Data shown –
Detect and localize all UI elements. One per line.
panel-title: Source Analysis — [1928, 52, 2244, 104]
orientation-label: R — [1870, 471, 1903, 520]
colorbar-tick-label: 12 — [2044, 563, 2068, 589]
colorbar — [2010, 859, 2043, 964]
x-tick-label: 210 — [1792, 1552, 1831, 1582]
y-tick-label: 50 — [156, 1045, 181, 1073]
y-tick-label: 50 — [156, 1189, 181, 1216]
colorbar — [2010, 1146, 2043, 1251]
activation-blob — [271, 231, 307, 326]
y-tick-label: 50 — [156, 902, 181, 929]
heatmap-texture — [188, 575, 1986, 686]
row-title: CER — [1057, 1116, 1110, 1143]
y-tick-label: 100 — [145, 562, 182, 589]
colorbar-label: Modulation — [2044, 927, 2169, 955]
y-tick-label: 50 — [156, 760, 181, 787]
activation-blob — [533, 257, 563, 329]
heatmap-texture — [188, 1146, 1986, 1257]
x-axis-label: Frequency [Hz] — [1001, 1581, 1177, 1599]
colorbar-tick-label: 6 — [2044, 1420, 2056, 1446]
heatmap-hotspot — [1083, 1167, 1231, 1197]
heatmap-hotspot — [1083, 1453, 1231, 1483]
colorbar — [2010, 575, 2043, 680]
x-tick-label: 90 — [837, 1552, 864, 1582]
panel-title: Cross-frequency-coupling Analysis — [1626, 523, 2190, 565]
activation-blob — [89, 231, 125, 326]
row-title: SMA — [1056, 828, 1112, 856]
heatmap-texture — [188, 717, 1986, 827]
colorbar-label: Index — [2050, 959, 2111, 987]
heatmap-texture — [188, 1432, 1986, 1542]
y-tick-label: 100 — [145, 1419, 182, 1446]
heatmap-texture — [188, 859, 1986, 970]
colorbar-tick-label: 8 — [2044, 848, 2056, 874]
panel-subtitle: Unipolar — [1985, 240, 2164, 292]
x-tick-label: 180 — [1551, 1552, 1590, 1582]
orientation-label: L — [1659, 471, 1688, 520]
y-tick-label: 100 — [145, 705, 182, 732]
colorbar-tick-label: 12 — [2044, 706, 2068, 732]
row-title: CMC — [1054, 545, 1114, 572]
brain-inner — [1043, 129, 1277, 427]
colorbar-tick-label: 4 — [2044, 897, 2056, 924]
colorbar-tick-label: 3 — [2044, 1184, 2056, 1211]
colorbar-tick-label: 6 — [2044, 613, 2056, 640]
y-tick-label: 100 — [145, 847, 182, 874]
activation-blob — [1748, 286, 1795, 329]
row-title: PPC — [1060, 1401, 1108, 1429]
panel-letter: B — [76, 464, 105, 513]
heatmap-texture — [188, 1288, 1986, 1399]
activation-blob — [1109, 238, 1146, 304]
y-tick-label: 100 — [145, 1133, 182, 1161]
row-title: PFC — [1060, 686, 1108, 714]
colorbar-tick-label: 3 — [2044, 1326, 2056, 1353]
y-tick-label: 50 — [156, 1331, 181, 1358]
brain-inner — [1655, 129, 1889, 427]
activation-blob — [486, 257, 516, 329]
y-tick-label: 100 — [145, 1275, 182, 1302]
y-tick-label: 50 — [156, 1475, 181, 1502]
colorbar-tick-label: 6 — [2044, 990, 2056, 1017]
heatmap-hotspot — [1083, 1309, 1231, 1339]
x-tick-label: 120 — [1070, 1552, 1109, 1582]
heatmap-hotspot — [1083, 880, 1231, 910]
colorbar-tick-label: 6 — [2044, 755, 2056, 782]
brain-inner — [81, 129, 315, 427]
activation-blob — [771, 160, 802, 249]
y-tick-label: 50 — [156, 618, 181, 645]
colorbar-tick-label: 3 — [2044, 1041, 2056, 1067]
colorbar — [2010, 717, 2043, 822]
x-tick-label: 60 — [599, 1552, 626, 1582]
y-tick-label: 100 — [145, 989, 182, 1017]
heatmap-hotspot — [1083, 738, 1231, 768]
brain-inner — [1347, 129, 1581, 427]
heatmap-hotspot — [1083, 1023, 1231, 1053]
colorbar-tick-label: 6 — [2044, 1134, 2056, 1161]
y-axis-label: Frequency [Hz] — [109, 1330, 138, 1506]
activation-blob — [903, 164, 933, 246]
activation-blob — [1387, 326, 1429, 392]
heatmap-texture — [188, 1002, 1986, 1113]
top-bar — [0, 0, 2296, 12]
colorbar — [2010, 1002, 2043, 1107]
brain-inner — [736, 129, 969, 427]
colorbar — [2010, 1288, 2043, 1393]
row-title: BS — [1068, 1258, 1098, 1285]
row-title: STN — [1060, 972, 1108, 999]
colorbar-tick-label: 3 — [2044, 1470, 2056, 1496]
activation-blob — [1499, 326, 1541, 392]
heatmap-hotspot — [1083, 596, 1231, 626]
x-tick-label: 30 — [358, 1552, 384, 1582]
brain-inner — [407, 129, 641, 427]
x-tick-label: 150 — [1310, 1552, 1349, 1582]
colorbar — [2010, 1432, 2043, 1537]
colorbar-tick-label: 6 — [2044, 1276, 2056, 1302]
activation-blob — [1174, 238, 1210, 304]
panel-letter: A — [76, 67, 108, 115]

Aim of the task – Beginning at the start of the records and going on through the line with "y-tick-label: 50 — [156, 1189, 181, 1216]", write those lines again with "Source Analysis" replaced by "Source Localization" and nothing else altered.

Problem solution –
Detect and localize all UI elements. One per line.
panel-title: Source Localization — [1928, 52, 2244, 104]
orientation-label: R — [1870, 471, 1903, 520]
colorbar-tick-label: 12 — [2044, 563, 2068, 589]
colorbar — [2010, 859, 2043, 964]
x-tick-label: 210 — [1792, 1552, 1831, 1582]
y-tick-label: 50 — [156, 1045, 181, 1073]
y-tick-label: 50 — [156, 1189, 181, 1216]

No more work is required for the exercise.